Poesia libertária

Artista-cidadão, Chico César faz música para ‘salvar o pescoço’ nesses tempos conturbados

Cantor e compositor acaba de lançar o álbum "O Amor é um Ato Revolucionário". No "Hora do Rango", artista falou de sua obra, política e cultura

Divulgação
Divulgação
Diante dos sinais de censura do governo de Bolsonaro, Chico César alerta: “Depois que o camarada pulou e está no jardim arrancando suas flores, daqui a pouco ele pode estar dentro de casa arrancando seu pescoço”

━━━

* Instruções *
Segundo o texto sobre Chico César, qual é o nome do álbum que o cantor e compositor acaba de lançar? O material não é necessário para resolver a atividade.

[Dados de coordenadas do layout]
━━━

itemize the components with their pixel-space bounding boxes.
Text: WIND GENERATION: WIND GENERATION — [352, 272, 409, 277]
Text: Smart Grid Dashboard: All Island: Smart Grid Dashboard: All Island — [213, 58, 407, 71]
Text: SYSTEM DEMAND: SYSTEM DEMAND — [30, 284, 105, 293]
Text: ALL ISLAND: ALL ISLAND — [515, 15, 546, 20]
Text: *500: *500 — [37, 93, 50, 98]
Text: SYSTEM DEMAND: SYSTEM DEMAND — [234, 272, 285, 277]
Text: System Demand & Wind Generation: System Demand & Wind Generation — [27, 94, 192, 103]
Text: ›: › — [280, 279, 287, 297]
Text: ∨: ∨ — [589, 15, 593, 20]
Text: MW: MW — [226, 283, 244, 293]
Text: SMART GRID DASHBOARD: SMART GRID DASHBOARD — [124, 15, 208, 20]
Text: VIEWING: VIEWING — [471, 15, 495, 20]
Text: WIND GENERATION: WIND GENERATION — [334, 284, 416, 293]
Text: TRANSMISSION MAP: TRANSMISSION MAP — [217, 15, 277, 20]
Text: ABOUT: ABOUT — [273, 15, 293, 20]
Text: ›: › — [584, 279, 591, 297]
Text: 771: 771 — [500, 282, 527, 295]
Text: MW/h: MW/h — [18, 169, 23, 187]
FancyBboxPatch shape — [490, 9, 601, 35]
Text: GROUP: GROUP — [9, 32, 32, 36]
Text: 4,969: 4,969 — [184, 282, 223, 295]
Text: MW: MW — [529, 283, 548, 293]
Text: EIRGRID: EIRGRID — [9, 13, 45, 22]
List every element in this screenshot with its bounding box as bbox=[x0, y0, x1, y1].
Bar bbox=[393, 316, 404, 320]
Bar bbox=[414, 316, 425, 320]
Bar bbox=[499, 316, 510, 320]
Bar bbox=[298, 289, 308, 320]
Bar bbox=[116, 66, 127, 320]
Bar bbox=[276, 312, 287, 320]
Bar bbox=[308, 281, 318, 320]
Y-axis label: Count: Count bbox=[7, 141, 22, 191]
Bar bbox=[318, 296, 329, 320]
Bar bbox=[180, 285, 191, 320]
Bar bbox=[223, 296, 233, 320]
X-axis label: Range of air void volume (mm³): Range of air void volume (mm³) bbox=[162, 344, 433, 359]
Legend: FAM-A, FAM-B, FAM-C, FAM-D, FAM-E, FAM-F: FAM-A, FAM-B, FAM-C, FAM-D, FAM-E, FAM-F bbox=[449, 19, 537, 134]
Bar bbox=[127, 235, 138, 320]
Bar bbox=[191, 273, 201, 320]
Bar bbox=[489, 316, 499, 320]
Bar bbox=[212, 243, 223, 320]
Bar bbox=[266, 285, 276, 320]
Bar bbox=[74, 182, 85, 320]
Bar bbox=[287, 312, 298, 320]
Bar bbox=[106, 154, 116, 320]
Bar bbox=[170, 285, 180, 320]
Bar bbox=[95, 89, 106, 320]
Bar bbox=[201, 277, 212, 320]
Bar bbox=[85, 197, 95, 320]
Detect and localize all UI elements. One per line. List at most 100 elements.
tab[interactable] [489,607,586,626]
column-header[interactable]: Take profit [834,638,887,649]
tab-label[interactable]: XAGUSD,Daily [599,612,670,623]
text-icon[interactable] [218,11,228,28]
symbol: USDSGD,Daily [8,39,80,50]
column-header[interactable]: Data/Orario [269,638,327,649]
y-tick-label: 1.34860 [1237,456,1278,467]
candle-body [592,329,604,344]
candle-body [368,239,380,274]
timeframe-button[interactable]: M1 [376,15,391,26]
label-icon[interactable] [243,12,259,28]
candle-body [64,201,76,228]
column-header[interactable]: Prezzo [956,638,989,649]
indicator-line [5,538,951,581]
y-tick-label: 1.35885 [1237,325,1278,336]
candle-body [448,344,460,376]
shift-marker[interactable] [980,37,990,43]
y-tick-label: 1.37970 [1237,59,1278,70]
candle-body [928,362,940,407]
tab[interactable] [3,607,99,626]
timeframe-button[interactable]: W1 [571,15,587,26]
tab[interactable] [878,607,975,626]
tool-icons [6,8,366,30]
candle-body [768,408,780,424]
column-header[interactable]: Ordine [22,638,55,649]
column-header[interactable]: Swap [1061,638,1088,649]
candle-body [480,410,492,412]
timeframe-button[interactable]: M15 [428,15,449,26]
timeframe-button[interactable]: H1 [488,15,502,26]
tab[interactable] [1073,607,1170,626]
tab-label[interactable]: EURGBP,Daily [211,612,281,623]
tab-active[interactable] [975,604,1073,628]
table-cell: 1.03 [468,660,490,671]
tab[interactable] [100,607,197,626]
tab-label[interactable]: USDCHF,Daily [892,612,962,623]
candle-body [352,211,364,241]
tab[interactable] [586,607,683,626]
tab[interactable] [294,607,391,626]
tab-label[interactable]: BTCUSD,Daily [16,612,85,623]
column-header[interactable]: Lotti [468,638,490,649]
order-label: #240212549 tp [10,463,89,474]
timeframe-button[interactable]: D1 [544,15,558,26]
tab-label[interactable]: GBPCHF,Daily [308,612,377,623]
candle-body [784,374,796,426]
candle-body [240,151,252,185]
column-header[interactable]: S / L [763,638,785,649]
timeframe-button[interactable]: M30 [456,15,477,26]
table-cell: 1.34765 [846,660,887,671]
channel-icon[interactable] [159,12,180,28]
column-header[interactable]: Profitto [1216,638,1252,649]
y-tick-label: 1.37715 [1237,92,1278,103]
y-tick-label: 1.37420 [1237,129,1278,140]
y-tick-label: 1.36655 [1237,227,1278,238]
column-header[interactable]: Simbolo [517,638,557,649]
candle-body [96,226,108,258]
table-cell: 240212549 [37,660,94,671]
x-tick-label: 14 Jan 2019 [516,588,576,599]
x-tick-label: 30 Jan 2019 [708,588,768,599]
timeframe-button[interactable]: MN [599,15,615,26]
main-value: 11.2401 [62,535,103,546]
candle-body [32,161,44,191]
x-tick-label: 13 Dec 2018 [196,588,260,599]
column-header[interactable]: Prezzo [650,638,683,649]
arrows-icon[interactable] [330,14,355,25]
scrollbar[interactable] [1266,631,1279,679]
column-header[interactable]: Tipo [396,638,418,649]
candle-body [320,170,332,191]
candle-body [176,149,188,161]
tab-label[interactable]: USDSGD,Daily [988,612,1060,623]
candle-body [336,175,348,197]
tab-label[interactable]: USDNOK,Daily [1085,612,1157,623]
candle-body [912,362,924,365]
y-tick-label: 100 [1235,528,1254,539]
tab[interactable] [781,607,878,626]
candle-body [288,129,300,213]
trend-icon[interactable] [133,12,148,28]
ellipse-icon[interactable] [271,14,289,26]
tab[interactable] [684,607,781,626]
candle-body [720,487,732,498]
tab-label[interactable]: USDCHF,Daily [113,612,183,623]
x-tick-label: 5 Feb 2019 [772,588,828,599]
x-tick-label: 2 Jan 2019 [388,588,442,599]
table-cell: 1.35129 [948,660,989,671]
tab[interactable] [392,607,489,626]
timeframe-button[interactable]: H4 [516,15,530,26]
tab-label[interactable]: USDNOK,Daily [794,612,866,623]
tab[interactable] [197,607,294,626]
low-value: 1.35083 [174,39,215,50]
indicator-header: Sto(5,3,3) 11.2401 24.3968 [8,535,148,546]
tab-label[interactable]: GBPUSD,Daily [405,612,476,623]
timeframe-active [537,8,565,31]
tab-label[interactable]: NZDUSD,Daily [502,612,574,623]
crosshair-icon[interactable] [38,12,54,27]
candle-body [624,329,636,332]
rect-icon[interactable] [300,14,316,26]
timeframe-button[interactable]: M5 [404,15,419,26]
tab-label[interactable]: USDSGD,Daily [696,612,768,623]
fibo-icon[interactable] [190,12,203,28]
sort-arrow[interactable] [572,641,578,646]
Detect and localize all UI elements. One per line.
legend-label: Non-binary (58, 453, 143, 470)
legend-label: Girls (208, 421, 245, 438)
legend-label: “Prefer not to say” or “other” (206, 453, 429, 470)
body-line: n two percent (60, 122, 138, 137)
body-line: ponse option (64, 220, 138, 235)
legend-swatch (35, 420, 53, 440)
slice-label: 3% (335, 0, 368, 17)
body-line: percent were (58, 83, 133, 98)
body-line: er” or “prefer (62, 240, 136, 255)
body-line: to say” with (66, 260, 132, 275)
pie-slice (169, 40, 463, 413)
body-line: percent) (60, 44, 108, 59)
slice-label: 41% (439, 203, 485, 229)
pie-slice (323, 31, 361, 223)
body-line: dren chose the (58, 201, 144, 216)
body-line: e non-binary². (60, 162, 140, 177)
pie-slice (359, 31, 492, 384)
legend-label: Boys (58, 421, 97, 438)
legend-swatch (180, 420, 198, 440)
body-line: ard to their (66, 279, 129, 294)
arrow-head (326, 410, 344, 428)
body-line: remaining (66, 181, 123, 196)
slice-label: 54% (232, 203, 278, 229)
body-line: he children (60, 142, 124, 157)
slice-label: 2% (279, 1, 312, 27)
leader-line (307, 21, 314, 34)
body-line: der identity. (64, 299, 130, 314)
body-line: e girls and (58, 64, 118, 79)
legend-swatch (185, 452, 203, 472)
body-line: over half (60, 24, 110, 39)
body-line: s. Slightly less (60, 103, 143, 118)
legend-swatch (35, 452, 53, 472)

━━━

* Resultado do exercício *
"O Amor é um Ato Revolucionário".